Entries with figure data:
== == ==

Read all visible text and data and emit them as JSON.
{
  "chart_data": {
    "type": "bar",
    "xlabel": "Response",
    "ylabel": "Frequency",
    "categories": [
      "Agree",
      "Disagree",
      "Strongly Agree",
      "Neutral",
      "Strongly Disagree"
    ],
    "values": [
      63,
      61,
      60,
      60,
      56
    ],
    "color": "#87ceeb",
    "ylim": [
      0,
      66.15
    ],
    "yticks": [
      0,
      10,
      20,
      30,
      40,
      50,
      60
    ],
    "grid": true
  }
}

== == ==

• _Problem to work on_: Reproduce each record exactly as it appears.

• _Expected output_:
Read all visible text and data and emit them as JSON.
{
  "chart_data": {
    "type": "bar",
    "xlabel": "Response",
    "ylabel": "Frequency",
    "categories": [
      "Agree",
      "Disagree",
      "Strongly Agree",
      "Neutral",
      "Strongly Disagree"
    ],
    "values": [
      63,
      61,
      60,
      60,
      56
    ],
    "color": "#87ceeb",
    "ylim": [
      0,
      66.15
    ],
    "yticks": [
      0,
      10,
      20,
      30,
      40,
      50,
      60
    ],
    "grid": true
  }
}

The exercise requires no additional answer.